**Record set**.
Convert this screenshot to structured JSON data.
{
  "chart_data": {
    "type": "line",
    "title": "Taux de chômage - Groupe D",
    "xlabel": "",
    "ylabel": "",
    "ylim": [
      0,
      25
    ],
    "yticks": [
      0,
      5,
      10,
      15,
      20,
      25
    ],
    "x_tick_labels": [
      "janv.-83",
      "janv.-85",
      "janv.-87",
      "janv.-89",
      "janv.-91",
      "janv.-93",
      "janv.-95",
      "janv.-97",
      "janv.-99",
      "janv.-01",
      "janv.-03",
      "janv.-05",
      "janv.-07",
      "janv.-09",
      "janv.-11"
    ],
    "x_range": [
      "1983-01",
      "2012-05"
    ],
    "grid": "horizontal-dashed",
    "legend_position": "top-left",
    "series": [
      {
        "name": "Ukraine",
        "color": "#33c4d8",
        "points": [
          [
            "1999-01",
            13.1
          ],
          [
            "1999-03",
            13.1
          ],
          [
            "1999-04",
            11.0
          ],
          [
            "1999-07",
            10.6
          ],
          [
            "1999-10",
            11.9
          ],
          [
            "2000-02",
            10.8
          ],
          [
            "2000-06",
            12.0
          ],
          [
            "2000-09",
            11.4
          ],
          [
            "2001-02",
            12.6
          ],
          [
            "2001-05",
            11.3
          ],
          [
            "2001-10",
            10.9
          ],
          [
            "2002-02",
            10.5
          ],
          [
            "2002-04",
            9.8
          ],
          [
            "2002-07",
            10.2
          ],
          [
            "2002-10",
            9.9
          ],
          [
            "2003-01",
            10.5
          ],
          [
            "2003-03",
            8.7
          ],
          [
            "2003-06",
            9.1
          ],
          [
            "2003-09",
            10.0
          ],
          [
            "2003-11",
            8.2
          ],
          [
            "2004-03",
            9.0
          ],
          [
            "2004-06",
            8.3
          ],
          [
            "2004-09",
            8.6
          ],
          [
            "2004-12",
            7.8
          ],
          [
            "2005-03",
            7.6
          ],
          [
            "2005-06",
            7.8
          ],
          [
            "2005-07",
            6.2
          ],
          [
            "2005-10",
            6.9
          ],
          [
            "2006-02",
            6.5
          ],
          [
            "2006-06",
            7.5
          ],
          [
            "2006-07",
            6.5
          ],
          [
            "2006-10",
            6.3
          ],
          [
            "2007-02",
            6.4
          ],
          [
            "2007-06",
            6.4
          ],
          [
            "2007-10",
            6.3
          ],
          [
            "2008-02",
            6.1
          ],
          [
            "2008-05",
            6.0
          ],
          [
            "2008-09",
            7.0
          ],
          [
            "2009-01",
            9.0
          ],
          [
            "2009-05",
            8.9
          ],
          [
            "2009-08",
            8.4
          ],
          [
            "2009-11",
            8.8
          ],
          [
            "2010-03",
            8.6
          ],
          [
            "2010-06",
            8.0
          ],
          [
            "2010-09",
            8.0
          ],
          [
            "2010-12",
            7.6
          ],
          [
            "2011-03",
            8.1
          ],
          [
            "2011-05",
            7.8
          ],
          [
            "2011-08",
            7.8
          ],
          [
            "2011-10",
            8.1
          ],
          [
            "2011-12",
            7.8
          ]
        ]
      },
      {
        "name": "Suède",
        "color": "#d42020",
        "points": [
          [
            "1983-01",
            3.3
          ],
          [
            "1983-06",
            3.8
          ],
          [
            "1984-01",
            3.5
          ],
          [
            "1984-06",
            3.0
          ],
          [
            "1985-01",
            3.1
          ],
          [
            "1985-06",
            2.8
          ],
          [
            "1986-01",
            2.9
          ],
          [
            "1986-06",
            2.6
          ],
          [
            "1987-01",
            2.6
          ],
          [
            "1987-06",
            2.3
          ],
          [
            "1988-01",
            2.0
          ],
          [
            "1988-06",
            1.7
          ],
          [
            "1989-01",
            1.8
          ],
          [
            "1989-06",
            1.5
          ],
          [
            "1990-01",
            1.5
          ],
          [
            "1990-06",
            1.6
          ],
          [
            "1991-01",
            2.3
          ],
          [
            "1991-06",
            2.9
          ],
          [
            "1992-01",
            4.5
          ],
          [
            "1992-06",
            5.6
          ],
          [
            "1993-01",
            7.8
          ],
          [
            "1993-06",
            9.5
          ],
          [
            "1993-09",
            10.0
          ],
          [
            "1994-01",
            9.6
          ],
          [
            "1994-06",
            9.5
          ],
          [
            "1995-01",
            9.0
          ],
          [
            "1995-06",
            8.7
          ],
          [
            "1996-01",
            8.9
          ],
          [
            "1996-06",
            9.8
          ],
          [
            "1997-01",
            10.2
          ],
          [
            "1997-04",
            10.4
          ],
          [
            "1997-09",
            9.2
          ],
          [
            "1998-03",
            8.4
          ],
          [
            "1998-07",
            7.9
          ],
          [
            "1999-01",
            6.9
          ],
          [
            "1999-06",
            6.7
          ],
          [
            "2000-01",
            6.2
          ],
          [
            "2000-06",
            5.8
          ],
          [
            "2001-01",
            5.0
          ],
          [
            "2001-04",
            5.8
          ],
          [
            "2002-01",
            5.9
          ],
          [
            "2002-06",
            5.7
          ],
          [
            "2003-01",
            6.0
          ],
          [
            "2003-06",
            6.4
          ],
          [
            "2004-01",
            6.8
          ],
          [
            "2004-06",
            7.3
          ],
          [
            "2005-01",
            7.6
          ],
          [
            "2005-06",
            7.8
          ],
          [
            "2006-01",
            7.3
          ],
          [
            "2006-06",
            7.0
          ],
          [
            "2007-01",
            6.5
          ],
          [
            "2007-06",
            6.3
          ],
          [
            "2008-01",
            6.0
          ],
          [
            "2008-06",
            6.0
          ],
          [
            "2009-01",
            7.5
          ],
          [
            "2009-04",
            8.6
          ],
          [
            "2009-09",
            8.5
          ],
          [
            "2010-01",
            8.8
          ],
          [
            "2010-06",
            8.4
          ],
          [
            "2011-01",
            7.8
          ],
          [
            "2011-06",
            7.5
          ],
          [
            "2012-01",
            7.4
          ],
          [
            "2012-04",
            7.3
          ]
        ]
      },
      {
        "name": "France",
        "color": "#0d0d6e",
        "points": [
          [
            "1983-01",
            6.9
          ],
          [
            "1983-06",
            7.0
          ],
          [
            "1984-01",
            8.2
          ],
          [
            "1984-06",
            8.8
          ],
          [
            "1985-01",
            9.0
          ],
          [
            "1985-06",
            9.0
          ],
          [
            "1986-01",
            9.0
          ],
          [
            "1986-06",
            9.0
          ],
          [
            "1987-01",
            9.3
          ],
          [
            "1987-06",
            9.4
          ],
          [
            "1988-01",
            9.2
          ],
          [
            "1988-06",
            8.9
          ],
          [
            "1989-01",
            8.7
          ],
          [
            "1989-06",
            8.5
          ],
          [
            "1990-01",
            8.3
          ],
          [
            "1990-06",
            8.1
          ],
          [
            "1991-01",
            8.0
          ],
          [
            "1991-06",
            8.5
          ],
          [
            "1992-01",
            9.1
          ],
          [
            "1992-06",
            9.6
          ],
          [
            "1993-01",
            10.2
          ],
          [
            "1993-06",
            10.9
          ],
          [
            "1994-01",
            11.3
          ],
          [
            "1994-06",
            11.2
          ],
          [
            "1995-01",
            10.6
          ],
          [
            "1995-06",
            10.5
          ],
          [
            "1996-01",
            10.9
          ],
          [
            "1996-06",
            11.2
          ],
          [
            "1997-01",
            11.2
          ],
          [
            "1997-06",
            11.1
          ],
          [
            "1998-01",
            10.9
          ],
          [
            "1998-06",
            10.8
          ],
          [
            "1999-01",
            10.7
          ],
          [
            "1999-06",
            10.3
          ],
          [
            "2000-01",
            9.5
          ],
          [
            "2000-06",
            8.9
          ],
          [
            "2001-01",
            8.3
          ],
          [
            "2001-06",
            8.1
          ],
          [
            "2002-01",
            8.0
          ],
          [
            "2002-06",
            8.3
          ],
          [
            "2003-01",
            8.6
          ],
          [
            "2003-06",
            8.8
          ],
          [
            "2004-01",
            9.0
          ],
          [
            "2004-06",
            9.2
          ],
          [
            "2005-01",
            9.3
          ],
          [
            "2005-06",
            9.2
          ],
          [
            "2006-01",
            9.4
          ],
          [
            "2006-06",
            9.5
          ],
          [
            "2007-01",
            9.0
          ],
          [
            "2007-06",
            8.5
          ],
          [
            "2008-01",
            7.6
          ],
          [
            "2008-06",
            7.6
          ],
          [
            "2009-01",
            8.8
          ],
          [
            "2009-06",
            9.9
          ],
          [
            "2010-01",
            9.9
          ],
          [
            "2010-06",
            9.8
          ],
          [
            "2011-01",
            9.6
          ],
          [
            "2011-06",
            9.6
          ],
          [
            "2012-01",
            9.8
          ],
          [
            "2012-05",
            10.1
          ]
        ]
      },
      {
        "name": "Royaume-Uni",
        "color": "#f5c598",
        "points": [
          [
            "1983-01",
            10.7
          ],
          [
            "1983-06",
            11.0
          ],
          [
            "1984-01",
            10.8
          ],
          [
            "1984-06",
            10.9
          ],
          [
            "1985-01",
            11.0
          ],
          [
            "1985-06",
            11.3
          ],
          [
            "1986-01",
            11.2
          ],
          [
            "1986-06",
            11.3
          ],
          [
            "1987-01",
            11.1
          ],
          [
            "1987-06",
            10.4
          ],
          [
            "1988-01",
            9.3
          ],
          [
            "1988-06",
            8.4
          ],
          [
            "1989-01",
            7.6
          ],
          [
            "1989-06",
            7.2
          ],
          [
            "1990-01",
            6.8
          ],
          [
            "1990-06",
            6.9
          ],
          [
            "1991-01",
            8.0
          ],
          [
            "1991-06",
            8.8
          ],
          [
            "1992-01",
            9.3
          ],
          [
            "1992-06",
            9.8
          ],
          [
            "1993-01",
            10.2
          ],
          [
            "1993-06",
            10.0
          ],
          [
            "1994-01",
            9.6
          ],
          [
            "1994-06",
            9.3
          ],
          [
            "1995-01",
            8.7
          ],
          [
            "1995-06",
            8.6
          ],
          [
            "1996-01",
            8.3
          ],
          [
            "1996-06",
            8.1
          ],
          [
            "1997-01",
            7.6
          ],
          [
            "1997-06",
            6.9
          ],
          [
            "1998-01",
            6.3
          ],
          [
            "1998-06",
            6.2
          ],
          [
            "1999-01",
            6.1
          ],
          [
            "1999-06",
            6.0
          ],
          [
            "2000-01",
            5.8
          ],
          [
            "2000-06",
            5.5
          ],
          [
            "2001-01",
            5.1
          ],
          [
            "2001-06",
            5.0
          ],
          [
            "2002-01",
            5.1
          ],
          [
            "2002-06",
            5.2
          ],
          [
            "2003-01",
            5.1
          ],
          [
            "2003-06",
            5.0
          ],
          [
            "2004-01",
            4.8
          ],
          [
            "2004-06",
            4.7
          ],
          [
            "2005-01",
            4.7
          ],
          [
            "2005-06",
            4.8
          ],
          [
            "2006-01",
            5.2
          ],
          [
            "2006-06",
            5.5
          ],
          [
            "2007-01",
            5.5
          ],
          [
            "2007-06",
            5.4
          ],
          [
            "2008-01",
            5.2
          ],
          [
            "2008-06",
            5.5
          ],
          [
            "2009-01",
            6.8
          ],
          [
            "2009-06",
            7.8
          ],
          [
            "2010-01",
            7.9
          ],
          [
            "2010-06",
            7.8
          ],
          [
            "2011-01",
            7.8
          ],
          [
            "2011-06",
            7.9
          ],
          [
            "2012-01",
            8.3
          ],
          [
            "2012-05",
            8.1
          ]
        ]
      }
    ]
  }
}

**What you will do**.
From the listing above, copy out each line where the word "name" appears.

**Solution**.
        "name": "Ukraine",
        "name": "Suède",
        "name": "France",
        "name": "Royaume-Uni",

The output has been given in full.